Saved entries
┌──

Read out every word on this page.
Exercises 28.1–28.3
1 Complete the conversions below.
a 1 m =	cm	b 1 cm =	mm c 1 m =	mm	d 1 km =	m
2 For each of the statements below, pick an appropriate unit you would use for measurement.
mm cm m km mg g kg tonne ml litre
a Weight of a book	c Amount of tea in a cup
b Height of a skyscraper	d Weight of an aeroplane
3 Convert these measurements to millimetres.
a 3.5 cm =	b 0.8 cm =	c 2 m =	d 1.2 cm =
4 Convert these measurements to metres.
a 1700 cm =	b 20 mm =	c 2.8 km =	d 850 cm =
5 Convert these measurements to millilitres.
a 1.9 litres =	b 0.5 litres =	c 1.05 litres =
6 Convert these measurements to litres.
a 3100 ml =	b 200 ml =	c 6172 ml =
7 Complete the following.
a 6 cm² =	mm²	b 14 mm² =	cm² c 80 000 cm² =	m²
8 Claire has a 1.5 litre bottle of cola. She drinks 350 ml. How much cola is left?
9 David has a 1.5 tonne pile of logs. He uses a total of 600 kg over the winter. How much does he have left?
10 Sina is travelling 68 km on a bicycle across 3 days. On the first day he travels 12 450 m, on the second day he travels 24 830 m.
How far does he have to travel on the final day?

└──

Using the listing above, state the number of lines that hold "measurements", with no other text.

### Solution to this exercise
4